_WHAT THE EXERCISE ASKS_:
Lines containing the word "into" are the ones to copy from the records below.

Entries taken from a collection

++++++++++

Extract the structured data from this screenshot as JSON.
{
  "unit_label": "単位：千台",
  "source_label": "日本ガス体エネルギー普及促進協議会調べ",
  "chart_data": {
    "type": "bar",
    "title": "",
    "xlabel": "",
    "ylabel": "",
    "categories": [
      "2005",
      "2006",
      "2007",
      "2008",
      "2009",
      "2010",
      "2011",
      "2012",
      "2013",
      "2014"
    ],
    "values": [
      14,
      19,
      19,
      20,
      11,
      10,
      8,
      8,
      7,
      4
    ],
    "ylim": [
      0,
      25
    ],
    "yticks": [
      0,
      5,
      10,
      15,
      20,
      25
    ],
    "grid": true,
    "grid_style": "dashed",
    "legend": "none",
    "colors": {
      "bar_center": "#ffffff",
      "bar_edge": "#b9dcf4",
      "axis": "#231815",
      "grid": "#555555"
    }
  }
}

++++++++++

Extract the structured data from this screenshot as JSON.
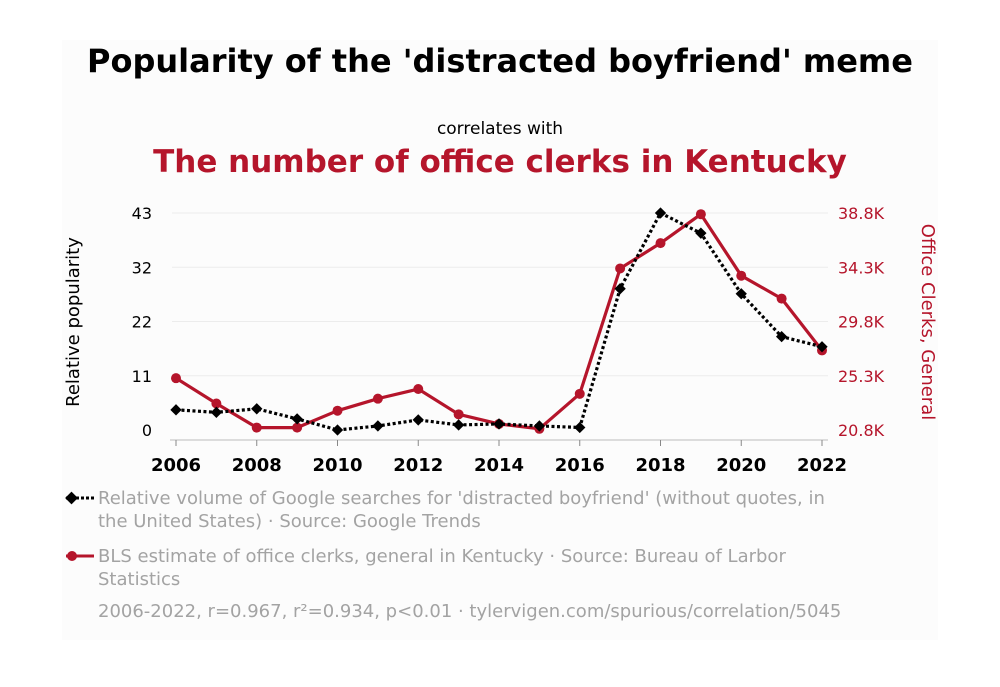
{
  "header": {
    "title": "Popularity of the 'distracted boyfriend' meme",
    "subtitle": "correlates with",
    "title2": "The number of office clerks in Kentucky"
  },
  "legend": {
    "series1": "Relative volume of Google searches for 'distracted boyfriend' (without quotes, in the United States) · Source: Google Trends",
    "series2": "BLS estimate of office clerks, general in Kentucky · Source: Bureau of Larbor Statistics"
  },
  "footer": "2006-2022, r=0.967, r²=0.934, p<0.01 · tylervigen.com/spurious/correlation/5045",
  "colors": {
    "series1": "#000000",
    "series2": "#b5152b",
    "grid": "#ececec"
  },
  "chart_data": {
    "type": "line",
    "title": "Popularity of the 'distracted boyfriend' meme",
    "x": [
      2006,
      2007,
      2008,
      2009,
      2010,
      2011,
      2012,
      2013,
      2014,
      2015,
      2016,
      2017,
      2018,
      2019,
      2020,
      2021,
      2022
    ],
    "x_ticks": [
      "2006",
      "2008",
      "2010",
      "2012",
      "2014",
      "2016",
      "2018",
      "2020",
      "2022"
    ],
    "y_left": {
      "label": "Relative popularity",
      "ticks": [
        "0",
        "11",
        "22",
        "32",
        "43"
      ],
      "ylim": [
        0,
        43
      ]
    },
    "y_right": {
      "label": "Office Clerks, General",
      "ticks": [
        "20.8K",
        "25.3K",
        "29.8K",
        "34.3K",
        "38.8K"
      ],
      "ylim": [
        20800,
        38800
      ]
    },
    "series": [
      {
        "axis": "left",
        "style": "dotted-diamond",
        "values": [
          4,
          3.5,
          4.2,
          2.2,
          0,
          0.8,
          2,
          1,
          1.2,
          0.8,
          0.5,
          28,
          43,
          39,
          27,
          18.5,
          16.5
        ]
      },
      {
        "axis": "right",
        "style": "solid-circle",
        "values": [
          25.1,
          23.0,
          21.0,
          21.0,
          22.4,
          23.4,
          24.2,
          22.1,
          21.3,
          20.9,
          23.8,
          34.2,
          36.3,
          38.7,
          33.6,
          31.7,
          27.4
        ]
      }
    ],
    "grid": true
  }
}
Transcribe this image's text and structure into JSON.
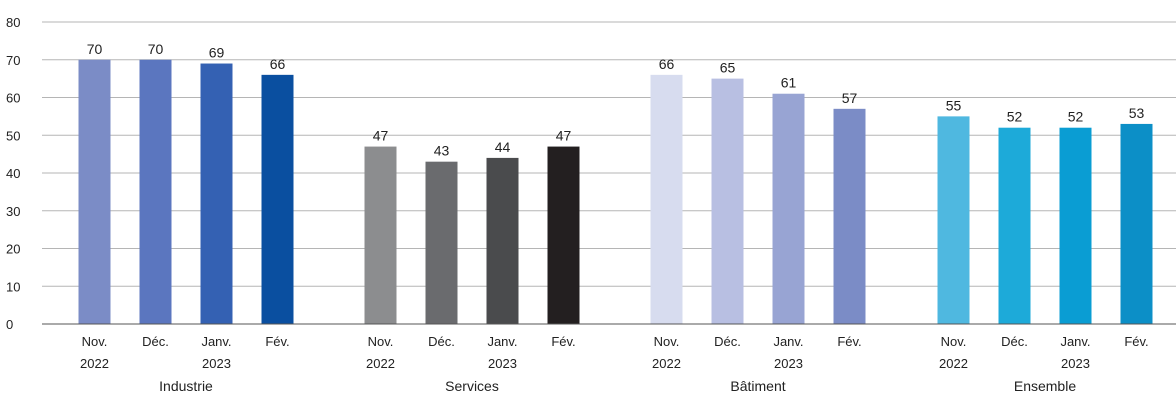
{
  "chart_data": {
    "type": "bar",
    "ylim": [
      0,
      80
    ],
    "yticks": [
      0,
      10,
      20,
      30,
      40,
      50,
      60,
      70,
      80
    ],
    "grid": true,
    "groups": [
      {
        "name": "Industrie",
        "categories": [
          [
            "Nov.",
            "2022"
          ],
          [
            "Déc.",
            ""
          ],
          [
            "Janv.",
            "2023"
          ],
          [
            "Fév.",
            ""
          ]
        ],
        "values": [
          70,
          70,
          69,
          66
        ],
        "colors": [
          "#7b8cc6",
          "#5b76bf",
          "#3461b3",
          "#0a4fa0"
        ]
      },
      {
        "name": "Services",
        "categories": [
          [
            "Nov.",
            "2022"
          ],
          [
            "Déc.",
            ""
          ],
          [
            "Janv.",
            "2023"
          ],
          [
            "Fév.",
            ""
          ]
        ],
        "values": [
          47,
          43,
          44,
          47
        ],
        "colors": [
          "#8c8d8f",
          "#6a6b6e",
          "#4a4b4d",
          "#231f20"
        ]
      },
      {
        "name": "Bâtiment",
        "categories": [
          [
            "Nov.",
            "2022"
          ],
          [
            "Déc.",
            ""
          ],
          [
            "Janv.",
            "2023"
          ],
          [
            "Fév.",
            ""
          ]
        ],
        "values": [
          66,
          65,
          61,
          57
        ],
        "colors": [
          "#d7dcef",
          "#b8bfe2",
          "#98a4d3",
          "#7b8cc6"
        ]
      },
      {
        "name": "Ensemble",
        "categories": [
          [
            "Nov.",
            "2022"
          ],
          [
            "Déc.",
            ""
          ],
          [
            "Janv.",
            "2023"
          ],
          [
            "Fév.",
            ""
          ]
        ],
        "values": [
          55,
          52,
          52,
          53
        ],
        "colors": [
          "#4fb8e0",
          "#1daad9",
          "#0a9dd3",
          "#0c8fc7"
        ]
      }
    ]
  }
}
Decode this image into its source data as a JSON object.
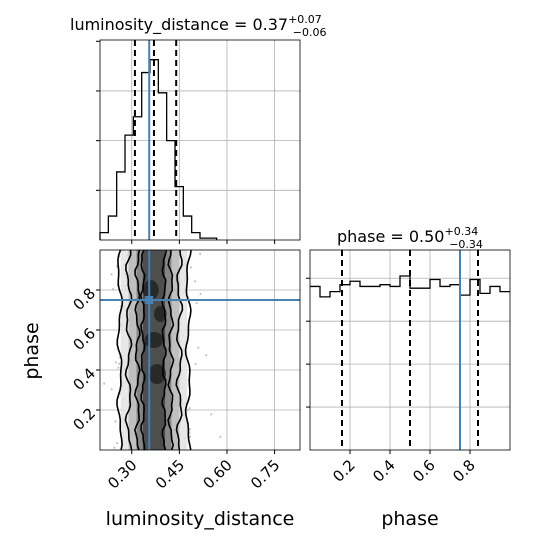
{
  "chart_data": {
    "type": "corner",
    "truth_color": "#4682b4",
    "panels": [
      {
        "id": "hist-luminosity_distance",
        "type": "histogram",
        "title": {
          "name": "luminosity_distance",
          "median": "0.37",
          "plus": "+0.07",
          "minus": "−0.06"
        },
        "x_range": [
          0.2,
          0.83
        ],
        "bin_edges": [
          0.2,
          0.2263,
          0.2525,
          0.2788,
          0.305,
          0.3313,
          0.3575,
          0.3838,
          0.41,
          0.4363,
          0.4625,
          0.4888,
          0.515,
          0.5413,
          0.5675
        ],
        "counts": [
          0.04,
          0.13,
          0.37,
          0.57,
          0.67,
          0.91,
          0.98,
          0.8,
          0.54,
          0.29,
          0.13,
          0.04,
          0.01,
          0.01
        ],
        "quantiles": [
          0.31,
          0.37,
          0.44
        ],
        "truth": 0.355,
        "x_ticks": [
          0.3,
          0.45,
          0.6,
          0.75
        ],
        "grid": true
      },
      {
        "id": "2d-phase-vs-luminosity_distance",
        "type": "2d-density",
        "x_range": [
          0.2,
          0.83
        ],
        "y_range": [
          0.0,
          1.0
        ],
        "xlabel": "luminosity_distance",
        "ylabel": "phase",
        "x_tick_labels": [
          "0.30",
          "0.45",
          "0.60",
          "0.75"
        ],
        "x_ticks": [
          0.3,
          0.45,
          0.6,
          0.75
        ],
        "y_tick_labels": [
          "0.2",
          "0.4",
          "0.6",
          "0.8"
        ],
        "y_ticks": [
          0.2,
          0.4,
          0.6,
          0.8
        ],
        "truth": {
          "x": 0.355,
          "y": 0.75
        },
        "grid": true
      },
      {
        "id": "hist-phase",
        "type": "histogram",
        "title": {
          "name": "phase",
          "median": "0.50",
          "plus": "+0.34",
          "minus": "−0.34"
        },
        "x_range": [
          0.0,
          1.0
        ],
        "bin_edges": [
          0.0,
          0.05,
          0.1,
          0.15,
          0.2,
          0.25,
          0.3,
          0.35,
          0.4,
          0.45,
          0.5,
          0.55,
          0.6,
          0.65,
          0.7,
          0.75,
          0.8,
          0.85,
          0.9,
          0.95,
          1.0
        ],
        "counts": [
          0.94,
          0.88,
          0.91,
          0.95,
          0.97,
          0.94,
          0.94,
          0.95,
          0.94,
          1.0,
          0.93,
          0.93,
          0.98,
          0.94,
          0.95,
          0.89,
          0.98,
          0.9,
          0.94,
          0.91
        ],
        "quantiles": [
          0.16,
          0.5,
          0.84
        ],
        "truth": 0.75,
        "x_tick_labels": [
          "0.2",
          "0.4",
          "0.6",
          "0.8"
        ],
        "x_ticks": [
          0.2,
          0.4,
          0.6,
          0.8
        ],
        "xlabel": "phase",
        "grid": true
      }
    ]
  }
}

++++++++++

_COMPLETED EXERCISE_:
Transcribe this image's text and structure into JSON.
Decode this image into its source data as a JSON object.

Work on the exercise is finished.